# SHORT PROBLEM
Copy out all of the material exactly as presented.
/---
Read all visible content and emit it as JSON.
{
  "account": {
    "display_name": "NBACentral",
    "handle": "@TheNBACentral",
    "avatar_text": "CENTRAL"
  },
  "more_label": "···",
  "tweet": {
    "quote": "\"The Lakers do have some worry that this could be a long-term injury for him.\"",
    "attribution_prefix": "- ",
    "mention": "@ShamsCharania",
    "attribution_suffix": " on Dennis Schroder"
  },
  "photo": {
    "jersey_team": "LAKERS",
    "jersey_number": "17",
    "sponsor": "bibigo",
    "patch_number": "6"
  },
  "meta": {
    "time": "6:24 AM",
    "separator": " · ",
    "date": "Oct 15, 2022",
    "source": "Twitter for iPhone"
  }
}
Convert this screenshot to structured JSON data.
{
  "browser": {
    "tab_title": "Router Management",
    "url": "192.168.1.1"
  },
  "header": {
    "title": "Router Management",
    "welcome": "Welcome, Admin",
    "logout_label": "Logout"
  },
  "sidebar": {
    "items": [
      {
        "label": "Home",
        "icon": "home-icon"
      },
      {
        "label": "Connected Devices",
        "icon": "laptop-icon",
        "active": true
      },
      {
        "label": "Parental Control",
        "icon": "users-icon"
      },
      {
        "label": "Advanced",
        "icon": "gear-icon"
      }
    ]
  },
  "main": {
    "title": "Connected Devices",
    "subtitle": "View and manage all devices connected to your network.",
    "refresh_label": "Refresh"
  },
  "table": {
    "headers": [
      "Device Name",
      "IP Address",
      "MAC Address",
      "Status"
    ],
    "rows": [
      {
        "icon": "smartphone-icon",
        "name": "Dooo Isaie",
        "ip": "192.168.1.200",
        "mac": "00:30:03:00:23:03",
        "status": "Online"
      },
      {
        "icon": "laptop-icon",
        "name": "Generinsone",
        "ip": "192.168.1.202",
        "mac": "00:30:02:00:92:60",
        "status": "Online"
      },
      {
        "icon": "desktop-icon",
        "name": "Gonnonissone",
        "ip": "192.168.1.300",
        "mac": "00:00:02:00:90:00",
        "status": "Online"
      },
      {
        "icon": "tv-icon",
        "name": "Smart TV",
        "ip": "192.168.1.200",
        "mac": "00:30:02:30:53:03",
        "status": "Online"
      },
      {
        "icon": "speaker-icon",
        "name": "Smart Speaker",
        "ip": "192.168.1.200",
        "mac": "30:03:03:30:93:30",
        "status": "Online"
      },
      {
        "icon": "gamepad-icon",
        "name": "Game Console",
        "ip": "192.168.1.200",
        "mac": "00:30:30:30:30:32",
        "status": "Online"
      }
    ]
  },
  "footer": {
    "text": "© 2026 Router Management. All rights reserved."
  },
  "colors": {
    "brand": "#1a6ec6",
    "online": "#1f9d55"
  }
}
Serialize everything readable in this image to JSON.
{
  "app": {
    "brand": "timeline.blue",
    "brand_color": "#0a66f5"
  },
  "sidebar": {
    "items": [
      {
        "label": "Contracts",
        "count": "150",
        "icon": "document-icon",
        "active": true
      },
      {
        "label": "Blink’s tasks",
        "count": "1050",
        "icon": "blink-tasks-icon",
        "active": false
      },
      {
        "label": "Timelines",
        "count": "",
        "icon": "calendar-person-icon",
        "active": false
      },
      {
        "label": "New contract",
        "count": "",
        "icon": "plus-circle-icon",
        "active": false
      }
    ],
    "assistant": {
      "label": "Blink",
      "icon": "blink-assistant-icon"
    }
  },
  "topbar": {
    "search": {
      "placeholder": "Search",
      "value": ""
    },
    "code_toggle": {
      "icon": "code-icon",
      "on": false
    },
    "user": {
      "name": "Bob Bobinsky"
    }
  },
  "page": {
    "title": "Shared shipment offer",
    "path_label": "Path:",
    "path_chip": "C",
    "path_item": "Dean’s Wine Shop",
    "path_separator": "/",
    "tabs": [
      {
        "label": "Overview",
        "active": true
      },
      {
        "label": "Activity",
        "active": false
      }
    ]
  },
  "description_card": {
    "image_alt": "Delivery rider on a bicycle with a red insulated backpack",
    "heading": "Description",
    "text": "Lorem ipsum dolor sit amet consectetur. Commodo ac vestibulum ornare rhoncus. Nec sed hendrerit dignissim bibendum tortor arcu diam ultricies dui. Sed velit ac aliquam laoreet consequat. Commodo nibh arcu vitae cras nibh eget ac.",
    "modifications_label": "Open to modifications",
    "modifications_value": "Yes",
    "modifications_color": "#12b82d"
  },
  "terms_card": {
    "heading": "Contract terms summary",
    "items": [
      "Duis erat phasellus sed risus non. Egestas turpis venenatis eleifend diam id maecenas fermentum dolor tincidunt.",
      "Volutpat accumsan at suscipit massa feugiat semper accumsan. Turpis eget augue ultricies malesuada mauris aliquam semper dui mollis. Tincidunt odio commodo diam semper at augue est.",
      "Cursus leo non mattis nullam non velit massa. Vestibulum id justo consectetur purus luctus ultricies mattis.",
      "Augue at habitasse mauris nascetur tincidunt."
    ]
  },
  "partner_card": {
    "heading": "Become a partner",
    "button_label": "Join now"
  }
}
\---
# FULL ANSWER
Read all visible content and emit it as JSON.
{
  "account": {
    "display_name": "NBACentral",
    "handle": "@TheNBACentral",
    "avatar_text": "CENTRAL"
  },
  "more_label": "···",
  "tweet": {
    "quote": "\"The Lakers do have some worry that this could be a long-term injury for him.\"",
    "attribution_prefix": "- ",
    "mention": "@ShamsCharania",
    "attribution_suffix": " on Dennis Schroder"
  },
  "photo": {
    "jersey_team": "LAKERS",
    "jersey_number": "17",
    "sponsor": "bibigo",
    "patch_number": "6"
  },
  "meta": {
    "time": "6:24 AM",
    "separator": " · ",
    "date": "Oct 15, 2022",
    "source": "Twitter for iPhone"
  }
}
Convert this screenshot to structured JSON data.
{
  "browser": {
    "tab_title": "Router Management",
    "url": "192.168.1.1"
  },
  "header": {
    "title": "Router Management",
    "welcome": "Welcome, Admin",
    "logout_label": "Logout"
  },
  "sidebar": {
    "items": [
      {
        "label": "Home",
        "icon": "home-icon"
      },
      {
        "label": "Connected Devices",
        "icon": "laptop-icon",
        "active": true
      },
      {
        "label": "Parental Control",
        "icon": "users-icon"
      },
      {
        "label": "Advanced",
        "icon": "gear-icon"
      }
    ]
  },
  "main": {
    "title": "Connected Devices",
    "subtitle": "View and manage all devices connected to your network.",
    "refresh_label": "Refresh"
  },
  "table": {
    "headers": [
      "Device Name",
      "IP Address",
      "MAC Address",
      "Status"
    ],
    "rows": [
      {
        "icon": "smartphone-icon",
        "name": "Dooo Isaie",
        "ip": "192.168.1.200",
        "mac": "00:30:03:00:23:03",
        "status": "Online"
      },
      {
        "icon": "laptop-icon",
        "name": "Generinsone",
        "ip": "192.168.1.202",
        "mac": "00:30:02:00:92:60",
        "status": "Online"
      },
      {
        "icon": "desktop-icon",
        "name": "Gonnonissone",
        "ip": "192.168.1.300",
        "mac": "00:00:02:00:90:00",
        "status": "Online"
      },
      {
        "icon": "tv-icon",
        "name": "Smart TV",
        "ip": "192.168.1.200",
        "mac": "00:30:02:30:53:03",
        "status": "Online"
      },
      {
        "icon": "speaker-icon",
        "name": "Smart Speaker",
        "ip": "192.168.1.200",
        "mac": "30:03:03:30:93:30",
        "status": "Online"
      },
      {
        "icon": "gamepad-icon",
        "name": "Game Console",
        "ip": "192.168.1.200",
        "mac": "00:30:30:30:30:32",
        "status": "Online"
      }
    ]
  },
  "footer": {
    "text": "© 2026 Router Management. All rights reserved."
  },
  "colors": {
    "brand": "#1a6ec6",
    "online": "#1f9d55"
  }
}
Serialize everything readable in this image to JSON.
{
  "app": {
    "brand": "timeline.blue",
    "brand_color": "#0a66f5"
  },
  "sidebar": {
    "items": [
      {
        "label": "Contracts",
        "count": "150",
        "icon": "document-icon",
        "active": true
      },
      {
        "label": "Blink’s tasks",
        "count": "1050",
        "icon": "blink-tasks-icon",
        "active": false
      },
      {
        "label": "Timelines",
        "count": "",
        "icon": "calendar-person-icon",
        "active": false
      },
      {
        "label": "New contract",
        "count": "",
        "icon": "plus-circle-icon",
        "active": false
      }
    ],
    "assistant": {
      "label": "Blink",
      "icon": "blink-assistant-icon"
    }
  },
  "topbar": {
    "search": {
      "placeholder": "Search",
      "value": ""
    },
    "code_toggle": {
      "icon": "code-icon",
      "on": false
    },
    "user": {
      "name": "Bob Bobinsky"
    }
  },
  "page": {
    "title": "Shared shipment offer",
    "path_label": "Path:",
    "path_chip": "C",
    "path_item": "Dean’s Wine Shop",
    "path_separator": "/",
    "tabs": [
      {
        "label": "Overview",
        "active": true
      },
      {
        "label": "Activity",
        "active": false
      }
    ]
  },
  "description_card": {
    "image_alt": "Delivery rider on a bicycle with a red insulated backpack",
    "heading": "Description",
    "text": "Lorem ipsum dolor sit amet consectetur. Commodo ac vestibulum ornare rhoncus. Nec sed hendrerit dignissim bibendum tortor arcu diam ultricies dui. Sed velit ac aliquam laoreet consequat. Commodo nibh arcu vitae cras nibh eget ac.",
    "modifications_label": "Open to modifications",
    "modifications_value": "Yes",
    "modifications_color": "#12b82d"
  },
  "terms_card": {
    "heading": "Contract terms summary",
    "items": [
      "Duis erat phasellus sed risus non. Egestas turpis venenatis eleifend diam id maecenas fermentum dolor tincidunt.",
      "Volutpat accumsan at suscipit massa feugiat semper accumsan. Turpis eget augue ultricies malesuada mauris aliquam semper dui mollis. Tincidunt odio commodo diam semper at augue est.",
      "Cursus leo non mattis nullam non velit massa. Vestibulum id justo consectetur purus luctus ultricies mattis.",
      "Augue at habitasse mauris nascetur tincidunt."
    ]
  },
  "partner_card": {
    "heading": "Become a partner",
    "button_label": "Join now"
  }
}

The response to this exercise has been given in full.